Testo fornito>
Poi opinioni e parallelismi, tra ieri e oggi, e riferimenti agli sviluppi dell’inchiesta sui delitti. D’altronde, è sempre stato critico, per non dire peggio, nei confronti delle istituzioni. Ma, l’inaspettato exploit, fa tornare vivo il mistero su questo personaggio rimasto avvolto nelle tenebre e tra le tante pieghe dell’inchiesta infinita sui delitti che insanguinarono Firenze tra il 1968 e il 1985. Nella sua collezione di missive (23 almeno, che un giorno di ottobre del 1994 fece ritrovare in una cabina telefonica di San Piero a Sieve), ha indubbiamente diffamato e calunniato, ma ha anche messo in guardia su cosa sarebbe avvenuto nell’orto di Pacciani.

Della vasta produzione dell’ignoto, la parte che ruota intorno al ritrovamento della cartuccia Winchester serie H nel travetto di cemento, il 29 aprile 1992, sembra la più interessante. O quantomeno la più suggestiva.

Il 18 novembre 1991, in una delle sue prime apparizioni, l’Anonimo presagiva che nel corso di una perquisizione a casa del contadino di Mercatale, sarebbe potuto spuntare un "gingillo" per incastrare l’indagato. Non solo. Il 28 aprile, il giorno successivo all’avvio della maxi perquisizione da lui prevista, scrisse agli avvocati di Pacciani, Ventura e Fioravanti (invertendo erroneamente i nomi di battesimo) per "rimproverarli" di non aver adottato le cautele che lui aveva suggerito, in precedenti lettere, "perché pistola e pallottole so soltanto io dove sono e lo dirò nel momento in cui avrò completato il quadro dell’accusa contro colui che adesso indico solo in ipotesi, ma che attendo al varco questa estate".

A processo, a Bologna, con l’accusa di essere l’Anonimo, ci finì il criminologo Carmelo Lavorino, che è stato anche membro del pool difensivo di Pacciani. Ma Lavorino fu assolto. Come del resto il "mostro" Vampa al processo d’Appello, sentenza poi annullata dalla Cassazione. L’Anonimo Fiorentino resta un enigma. E resta zoppa anche la verità giudiziaria sugli omicidi delle coppiette.

Dati inseriti>
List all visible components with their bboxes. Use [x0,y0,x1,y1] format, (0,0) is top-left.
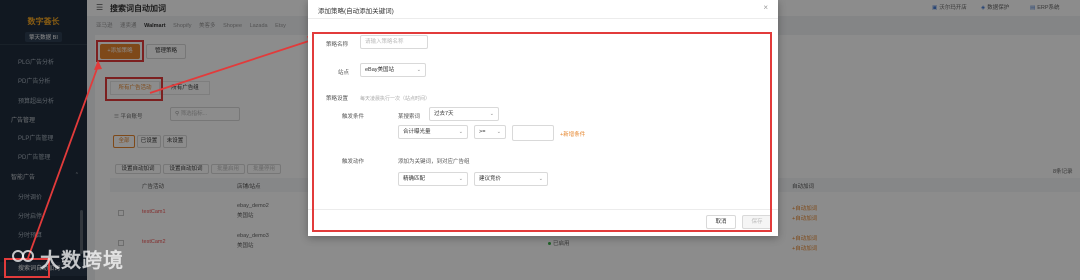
arrow-to-add-button [27,65,99,259]
modal-divider [308,18,778,19]
arrow-head-icon [94,60,102,70]
add-strategy-modal: 添加策略(自动添加关键词) × 策略名称 请输入策略名称 站点 eBay美国站 ⌄… [308,0,778,236]
modal-title: 添加策略(自动添加关键词) [318,8,394,15]
watermark-text: 大数跨境 [40,250,124,272]
arrow-to-modal [149,39,313,94]
highlight-modal-form [312,32,772,232]
watermark-logo-icon [12,250,34,262]
close-icon[interactable]: × [763,3,768,12]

Compito scritto 1> Per favore, ricopia dal testo sull'Anonimo Fiorentino il brano che si apre con le parole "Poi opinioni e" e si chiude con "nell’orto di Pacciani.".
Compito scritto 2> Secondo il testo sull'Anonimo Fiorentino, in che data fu ritrovata la cartuccia Winchester serie H nel travetto di cemento?

Soluzione 1>
Poi opinioni e parallelismi, tra ieri e oggi, e riferimenti agli sviluppi dell’inchiesta sui delitti. D’altronde, è sempre stato critico, per non dire peggio, nei confronti delle istituzioni. Ma, l’inaspettato exploit, fa tornare vivo il mistero su questo personaggio rimasto avvolto nelle tenebre e tra le tante pieghe dell’inchiesta infinita sui delitti che insanguinarono Firenze tra il 1968 e il 1985. Nella sua collezione di missive (23 almeno, che un giorno di ottobre del 1994 fece ritrovare in una cabina telefonica di San Piero a Sieve), ha indubbiamente diffamato e calunniato, ma ha anche messo in guardia su cosa sarebbe avvenuto nell’orto di Pacciani.

Soluzione 2> Il 29 aprile 1992.